=== AUFGABE 1 ===
Geben Sie aus dem Text über die Entdeckung des Insulins den Abschnitt wortgetreu wieder, der mit den Worten „Erschwerte Gewinnung reinen“ beginnt und mit „Erkrankten ins Koma.“ endet.
=== AUFGABE 2 ===
Beantworten Sie anhand des Textes über die Entdeckung des Insulins die folgenden Fragen.
(a) Welche einzige Therapie gab es laut Ronald D. Gerste damals für Diabetiker?
(b) Wie alt war der Chirurg Frederick Grant Banting zur Zeit seiner Experimente?
(c) Aus welchen Tieren wollten Banting und Best das Hormon isolieren?
=== AUFGABE 3 ===
Setzen Sie den Text über die Entdeckung des Insulins nach seinem letzten Satz fort.

=== TEXTAUSZUG ===
    "Fleisch und Bein schmilzt in Urin zusammen. Nie hören die Kranken auf, Harn zu lassen, sondern wie aus geöffneten Schleusen rinnt er unaufhörlich. Das Leben ist kurz, unangenehm und schmerzvoll, der Durst unstillbar und der Tod unausweichlich."
    Der Urin der Erkrankten schmeckt süßlich. Das gab der Krankheit den Namen. Was man damals noch nicht wusste: Auch im Blut der Betroffenen reichert sich Zucker an, weshalb die Krankheit auch Zuckerkrankheit genannt wird. Bis vor hundert Jahren hatten Ärzte keine hilfreiche Therapie anzubieten, erläutert der Arzt und Historiker Ronald D. Gerste, Autor des Buches: "Die Heilung der Welt".
    "Was Diabetiker damals zu leiden hatten, ist für uns heute unvorstellbar. Die einzige Therapie, die es damals gab, war eine Hungertherapie."

    Erschwerte Gewinnung reinen Insulins

    Wer so behandelt wurde, magerte noch schneller ab als ohne Therapie. Der Zuckergehalt
    im Blut stieg immer weiter, und irgendwann fielen die Erkrankten ins Koma.
    Die Wende brachten Experimente, die der 29-jährige Chirurg Frederick Grant Banting in einem Labor an der Universität Toronto durchführte. Unterstützt wurde er von dem
    22-jährigen Medizin-Studenten Charles Best. Die beiden Pioniere wussten, dass die Bauchspeicheldrüse ein Hormon namens Insulin produziert, das den Zuckerstoffwechsel reguliert. Sie wollten das Hormon aus Hunden isolieren. Aber die Bauchspeicheldrüse der Tiere produzierte immer auch Enzyme für die Verdauung im Darm, was die Gewinnung reinen Insulins erschwerte.
    "Es kommt jetzt noch hinzu, dass Banting ein miserabler Chirurg war. Das heißt, eine Reihe von Hunden ist direkt nach dem ersten Eingriff bereits gestorben. Auch die Hygiene war bei weitem nicht so, wie wir es heute von Wissenschaft, von Medizin erwarten. Das waren keine Spitzenwissenschaftler, denen damals diese für uns alle heute so epochale Erfindung, dieser Durchbruch, gelungen ist."

    Erste Behandlung eines Zuckerkranken bereits 1922

    Nach wenigen Wochen im Sommer 1921 gelang es den Wissenschaftlern, bei Hunden einen Verbindungsgang von der Bauchspeicheldrüse in den Darm zu blockieren. So gelang es, ausreichend reines Insulin zu gewinnen.* Am 27. Juli zeigte sich: Das gereinigte Insulin war in der Lage, den gestörten Zuckerstoffwechsel in Ordnung zu bringen.

Gespeicherte Dateneinträge

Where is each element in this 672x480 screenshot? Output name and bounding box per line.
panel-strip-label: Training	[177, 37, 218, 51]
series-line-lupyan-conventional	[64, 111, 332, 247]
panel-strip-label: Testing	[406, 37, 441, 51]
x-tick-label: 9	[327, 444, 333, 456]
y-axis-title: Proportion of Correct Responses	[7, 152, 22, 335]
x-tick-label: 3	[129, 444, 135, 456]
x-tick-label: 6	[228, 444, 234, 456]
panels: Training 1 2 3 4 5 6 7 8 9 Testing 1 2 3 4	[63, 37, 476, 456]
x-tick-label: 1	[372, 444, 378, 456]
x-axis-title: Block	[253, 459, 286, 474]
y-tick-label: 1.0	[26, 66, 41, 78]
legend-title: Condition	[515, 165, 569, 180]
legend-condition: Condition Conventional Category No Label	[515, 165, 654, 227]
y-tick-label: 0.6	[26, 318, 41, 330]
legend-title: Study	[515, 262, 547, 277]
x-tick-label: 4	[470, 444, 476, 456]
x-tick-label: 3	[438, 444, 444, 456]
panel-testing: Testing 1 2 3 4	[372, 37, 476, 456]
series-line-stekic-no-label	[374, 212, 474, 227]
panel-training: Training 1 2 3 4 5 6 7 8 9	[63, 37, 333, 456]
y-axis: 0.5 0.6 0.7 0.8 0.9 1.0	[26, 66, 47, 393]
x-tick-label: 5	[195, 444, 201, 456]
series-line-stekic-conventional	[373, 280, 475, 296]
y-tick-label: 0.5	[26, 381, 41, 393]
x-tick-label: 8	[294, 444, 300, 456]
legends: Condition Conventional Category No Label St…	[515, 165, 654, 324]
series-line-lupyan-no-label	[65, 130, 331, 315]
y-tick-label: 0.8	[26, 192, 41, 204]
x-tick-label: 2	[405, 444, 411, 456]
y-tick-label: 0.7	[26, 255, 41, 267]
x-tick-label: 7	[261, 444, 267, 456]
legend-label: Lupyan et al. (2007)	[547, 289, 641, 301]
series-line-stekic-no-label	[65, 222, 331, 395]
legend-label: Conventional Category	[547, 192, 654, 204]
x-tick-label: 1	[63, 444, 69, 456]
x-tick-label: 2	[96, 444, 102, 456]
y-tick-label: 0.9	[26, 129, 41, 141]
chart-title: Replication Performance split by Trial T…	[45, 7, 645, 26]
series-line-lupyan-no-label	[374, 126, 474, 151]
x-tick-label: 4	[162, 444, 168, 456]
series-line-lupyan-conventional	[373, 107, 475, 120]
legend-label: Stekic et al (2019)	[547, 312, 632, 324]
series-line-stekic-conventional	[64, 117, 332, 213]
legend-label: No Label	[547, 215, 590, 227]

=== LÖSUNG 1 ===
Erschwerte Gewinnung reinen Insulins

    Wer so behandelt wurde, magerte noch schneller ab als ohne Therapie. Der Zuckergehalt
    im Blut stieg immer weiter, und irgendwann fielen die Erkrankten ins Koma.

=== LÖSUNG 2 ===
(a) Eine Hungertherapie
(b) 29 Jahre
(c) Aus Hunden

=== LÖSUNG 3 ===
    "Ende Juli 1921 kam dieser große Durchbruch, dass man diese Substanz erstmals einem diabetes-kranken Hund injizierte und gesehen hat: Der Blutzucker ging zurück. Das heißt: Diese Substanz, die man da gewonnen hat, die war erfolgreich, die hatte einen therapeutischen Effekt."
    Bereits 1922, nicht einmal ein Jahr nach dem ersten erfolgreichen Tierversuch, wagten sich Banting und Best an die Behandlung von Zuckerkranken. Sie verabreichten das Insulin dem 14-jährigen Leonard Thomson, der bereits auf 30 Kilogramm Körpergewicht abgemagert war. Der Junge überlebte 14 weitere Jahre. In nur wenigen Monaten gelang es ihnen, reineres Insulin herzustellen und die Therapie zu verbessern.

    Eigentlicher Entdecker: ein anderer

    Die Neurowissenschaftlerin Franca Parianen beschreibt den durchschlagenden Erfolg der Insulin-Behandlung in einem Kinderkrankenhaus.
    "Die meisten Eltern, die dort mit ihren Kindern waren, waren da zum Abschied nehmen. Da sind sie von Bett zu Bett gelaufen und haben jedem Kind das Insulin verabreicht. Und konnten plötzlich einen Saal, der eigentlich zum Trauern da war, in einen Freudensaal verwandeln, weil noch bevor sie das letzte Bett erreicht hatten, die ersten Kinder wieder aufgewacht sind."
    Entdecker des Insulins waren Banting und Best nicht. Der Rumäne Nicolae Paulescu hatte das Hormon bereits 1916 aus Schlachtabfällen isoliert. Da er seine Ergebnisse nur bei einem Vortrag auf Rumänisch vorstellte und in einem Fachartikel auf Französisch, reagierte die Fachwelt nicht darauf. Wie gut er das Hormon reinigen konnte, ist unbekannt. Die Idee einer Behandlung mit Insulin wurde jedenfalls nicht weiterverfolgt.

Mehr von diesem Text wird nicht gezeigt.